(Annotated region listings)
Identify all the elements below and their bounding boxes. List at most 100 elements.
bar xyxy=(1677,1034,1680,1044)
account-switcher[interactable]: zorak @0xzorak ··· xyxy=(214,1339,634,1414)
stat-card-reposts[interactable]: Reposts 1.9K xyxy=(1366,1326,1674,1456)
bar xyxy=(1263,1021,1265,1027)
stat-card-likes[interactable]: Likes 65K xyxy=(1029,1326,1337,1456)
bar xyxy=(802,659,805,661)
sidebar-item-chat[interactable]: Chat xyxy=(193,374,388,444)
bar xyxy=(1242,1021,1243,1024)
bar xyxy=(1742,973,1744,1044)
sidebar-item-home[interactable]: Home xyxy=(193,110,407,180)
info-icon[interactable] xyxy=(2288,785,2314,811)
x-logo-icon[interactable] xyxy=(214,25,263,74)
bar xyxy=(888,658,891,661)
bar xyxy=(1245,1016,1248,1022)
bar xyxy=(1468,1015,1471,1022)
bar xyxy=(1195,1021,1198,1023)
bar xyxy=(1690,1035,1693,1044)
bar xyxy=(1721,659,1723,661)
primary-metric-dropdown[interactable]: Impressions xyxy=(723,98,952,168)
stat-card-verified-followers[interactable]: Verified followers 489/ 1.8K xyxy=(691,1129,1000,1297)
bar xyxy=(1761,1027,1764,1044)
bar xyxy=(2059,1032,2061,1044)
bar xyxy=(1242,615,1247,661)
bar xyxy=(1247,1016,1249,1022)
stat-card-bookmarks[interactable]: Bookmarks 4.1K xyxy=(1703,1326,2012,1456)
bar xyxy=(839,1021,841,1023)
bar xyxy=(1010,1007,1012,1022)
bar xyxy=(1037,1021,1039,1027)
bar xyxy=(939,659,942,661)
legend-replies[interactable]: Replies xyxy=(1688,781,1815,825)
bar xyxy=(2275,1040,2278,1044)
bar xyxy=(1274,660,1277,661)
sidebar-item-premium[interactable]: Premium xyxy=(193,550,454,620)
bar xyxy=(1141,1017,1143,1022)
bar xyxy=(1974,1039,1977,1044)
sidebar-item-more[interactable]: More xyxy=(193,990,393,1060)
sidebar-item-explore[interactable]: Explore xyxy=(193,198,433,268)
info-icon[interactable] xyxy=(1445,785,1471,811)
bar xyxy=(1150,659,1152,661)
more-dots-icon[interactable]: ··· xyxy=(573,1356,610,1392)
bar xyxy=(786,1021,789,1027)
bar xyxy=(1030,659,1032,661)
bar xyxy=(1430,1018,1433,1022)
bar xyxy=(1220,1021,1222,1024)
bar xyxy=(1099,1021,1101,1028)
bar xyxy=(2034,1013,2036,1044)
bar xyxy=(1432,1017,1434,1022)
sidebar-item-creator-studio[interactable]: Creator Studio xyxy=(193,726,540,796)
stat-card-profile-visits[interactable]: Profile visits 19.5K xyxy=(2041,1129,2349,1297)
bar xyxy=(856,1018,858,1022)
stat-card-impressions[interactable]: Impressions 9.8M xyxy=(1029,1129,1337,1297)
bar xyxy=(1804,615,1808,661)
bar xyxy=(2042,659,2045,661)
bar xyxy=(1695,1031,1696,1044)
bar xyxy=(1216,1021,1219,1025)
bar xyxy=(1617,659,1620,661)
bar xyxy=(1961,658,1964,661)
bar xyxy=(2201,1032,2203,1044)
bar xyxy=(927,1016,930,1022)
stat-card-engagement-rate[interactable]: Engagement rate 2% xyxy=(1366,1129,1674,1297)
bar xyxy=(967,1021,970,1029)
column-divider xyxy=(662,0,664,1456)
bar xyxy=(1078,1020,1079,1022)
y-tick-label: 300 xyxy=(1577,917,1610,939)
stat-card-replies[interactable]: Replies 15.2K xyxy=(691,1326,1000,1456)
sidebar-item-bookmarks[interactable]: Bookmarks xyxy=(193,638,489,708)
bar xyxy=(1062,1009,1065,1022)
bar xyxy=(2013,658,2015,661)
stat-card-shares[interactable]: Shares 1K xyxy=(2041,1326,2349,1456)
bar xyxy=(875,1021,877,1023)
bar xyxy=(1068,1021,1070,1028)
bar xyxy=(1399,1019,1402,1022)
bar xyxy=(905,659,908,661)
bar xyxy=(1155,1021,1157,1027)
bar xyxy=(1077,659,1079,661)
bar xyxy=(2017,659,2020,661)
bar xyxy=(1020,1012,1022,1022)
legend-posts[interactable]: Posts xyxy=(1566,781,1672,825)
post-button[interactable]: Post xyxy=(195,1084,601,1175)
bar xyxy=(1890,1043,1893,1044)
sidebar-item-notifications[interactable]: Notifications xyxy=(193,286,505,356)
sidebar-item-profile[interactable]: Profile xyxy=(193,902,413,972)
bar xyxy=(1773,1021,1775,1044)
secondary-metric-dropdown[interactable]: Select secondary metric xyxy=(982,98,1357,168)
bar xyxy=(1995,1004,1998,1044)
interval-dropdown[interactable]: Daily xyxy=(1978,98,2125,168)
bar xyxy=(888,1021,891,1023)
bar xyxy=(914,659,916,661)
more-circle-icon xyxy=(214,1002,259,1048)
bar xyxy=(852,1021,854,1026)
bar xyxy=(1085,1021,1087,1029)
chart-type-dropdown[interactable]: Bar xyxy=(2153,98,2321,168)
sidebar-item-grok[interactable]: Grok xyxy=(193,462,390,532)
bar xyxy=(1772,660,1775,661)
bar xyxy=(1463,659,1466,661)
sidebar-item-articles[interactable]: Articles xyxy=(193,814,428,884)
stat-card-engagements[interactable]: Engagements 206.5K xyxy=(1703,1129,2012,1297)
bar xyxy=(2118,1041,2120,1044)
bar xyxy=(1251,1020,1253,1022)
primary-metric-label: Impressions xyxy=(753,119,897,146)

## [TASK DIRECTIONS]
Can you copy out all of the lines above, with no changes at all?

## [RESULT OF THIS TASK]
Identify all the elements below and their bounding boxes. List at most 100 elements.
bar xyxy=(1677,1034,1680,1044)
account-switcher[interactable]: zorak @0xzorak ··· xyxy=(214,1339,634,1414)
stat-card-reposts[interactable]: Reposts 1.9K xyxy=(1366,1326,1674,1456)
bar xyxy=(1263,1021,1265,1027)
stat-card-likes[interactable]: Likes 65K xyxy=(1029,1326,1337,1456)
bar xyxy=(802,659,805,661)
sidebar-item-chat[interactable]: Chat xyxy=(193,374,388,444)
bar xyxy=(1242,1021,1243,1024)
bar xyxy=(1742,973,1744,1044)
sidebar-item-home[interactable]: Home xyxy=(193,110,407,180)
info-icon[interactable] xyxy=(2288,785,2314,811)
x-logo-icon[interactable] xyxy=(214,25,263,74)
bar xyxy=(888,658,891,661)
bar xyxy=(1245,1016,1248,1022)
bar xyxy=(1468,1015,1471,1022)
bar xyxy=(1195,1021,1198,1023)
bar xyxy=(1690,1035,1693,1044)
bar xyxy=(1721,659,1723,661)
primary-metric-dropdown[interactable]: Impressions xyxy=(723,98,952,168)
stat-card-verified-followers[interactable]: Verified followers 489/ 1.8K xyxy=(691,1129,1000,1297)
bar xyxy=(1761,1027,1764,1044)
bar xyxy=(2059,1032,2061,1044)
bar xyxy=(1242,615,1247,661)
bar xyxy=(1247,1016,1249,1022)
stat-card-bookmarks[interactable]: Bookmarks 4.1K xyxy=(1703,1326,2012,1456)
bar xyxy=(839,1021,841,1023)
bar xyxy=(1010,1007,1012,1022)
bar xyxy=(1037,1021,1039,1027)
bar xyxy=(939,659,942,661)
legend-replies[interactable]: Replies xyxy=(1688,781,1815,825)
bar xyxy=(2275,1040,2278,1044)
bar xyxy=(1274,660,1277,661)
sidebar-item-premium[interactable]: Premium xyxy=(193,550,454,620)
bar xyxy=(1141,1017,1143,1022)
bar xyxy=(1974,1039,1977,1044)
sidebar-item-more[interactable]: More xyxy=(193,990,393,1060)
sidebar-item-explore[interactable]: Explore xyxy=(193,198,433,268)
info-icon[interactable] xyxy=(1445,785,1471,811)
bar xyxy=(1150,659,1152,661)
more-dots-icon[interactable]: ··· xyxy=(573,1356,610,1392)
bar xyxy=(786,1021,789,1027)
bar xyxy=(1030,659,1032,661)
bar xyxy=(1430,1018,1433,1022)
bar xyxy=(1220,1021,1222,1024)
bar xyxy=(1099,1021,1101,1028)
bar xyxy=(2034,1013,2036,1044)
bar xyxy=(1432,1017,1434,1022)
sidebar-item-creator-studio[interactable]: Creator Studio xyxy=(193,726,540,796)
stat-card-profile-visits[interactable]: Profile visits 19.5K xyxy=(2041,1129,2349,1297)
bar xyxy=(856,1018,858,1022)
stat-card-impressions[interactable]: Impressions 9.8M xyxy=(1029,1129,1337,1297)
bar xyxy=(1804,615,1808,661)
bar xyxy=(2042,659,2045,661)
bar xyxy=(1695,1031,1696,1044)
bar xyxy=(1216,1021,1219,1025)
bar xyxy=(1617,659,1620,661)
bar xyxy=(1961,658,1964,661)
bar xyxy=(2201,1032,2203,1044)
bar xyxy=(927,1016,930,1022)
stat-card-engagement-rate[interactable]: Engagement rate 2% xyxy=(1366,1129,1674,1297)
bar xyxy=(967,1021,970,1029)
column-divider xyxy=(662,0,664,1456)
bar xyxy=(1078,1020,1079,1022)
y-tick-label: 300 xyxy=(1577,917,1610,939)
stat-card-replies[interactable]: Replies 15.2K xyxy=(691,1326,1000,1456)
sidebar-item-bookmarks[interactable]: Bookmarks xyxy=(193,638,489,708)
bar xyxy=(1062,1009,1065,1022)
bar xyxy=(2013,658,2015,661)
stat-card-shares[interactable]: Shares 1K xyxy=(2041,1326,2349,1456)
bar xyxy=(875,1021,877,1023)
bar xyxy=(1068,1021,1070,1028)
bar xyxy=(1399,1019,1402,1022)
bar xyxy=(905,659,908,661)
bar xyxy=(1155,1021,1157,1027)
bar xyxy=(1077,659,1079,661)
bar xyxy=(2017,659,2020,661)
bar xyxy=(1020,1012,1022,1022)
legend-posts[interactable]: Posts xyxy=(1566,781,1672,825)
post-button[interactable]: Post xyxy=(195,1084,601,1175)
bar xyxy=(1890,1043,1893,1044)
sidebar-item-notifications[interactable]: Notifications xyxy=(193,286,505,356)
sidebar-item-profile[interactable]: Profile xyxy=(193,902,413,972)
bar xyxy=(1773,1021,1775,1044)
secondary-metric-dropdown[interactable]: Select secondary metric xyxy=(982,98,1357,168)
bar xyxy=(1995,1004,1998,1044)
interval-dropdown[interactable]: Daily xyxy=(1978,98,2125,168)
bar xyxy=(888,1021,891,1023)
bar xyxy=(914,659,916,661)
more-circle-icon xyxy=(214,1002,259,1048)
bar xyxy=(852,1021,854,1026)
bar xyxy=(1085,1021,1087,1029)
chart-type-dropdown[interactable]: Bar xyxy=(2153,98,2321,168)
sidebar-item-grok[interactable]: Grok xyxy=(193,462,390,532)
bar xyxy=(1772,660,1775,661)
bar xyxy=(1463,659,1466,661)
sidebar-item-articles[interactable]: Articles xyxy=(193,814,428,884)
stat-card-engagements[interactable]: Engagements 206.5K xyxy=(1703,1129,2012,1297)
bar xyxy=(2118,1041,2120,1044)
bar xyxy=(1251,1020,1253,1022)
primary-metric-label: Impressions xyxy=(753,119,897,146)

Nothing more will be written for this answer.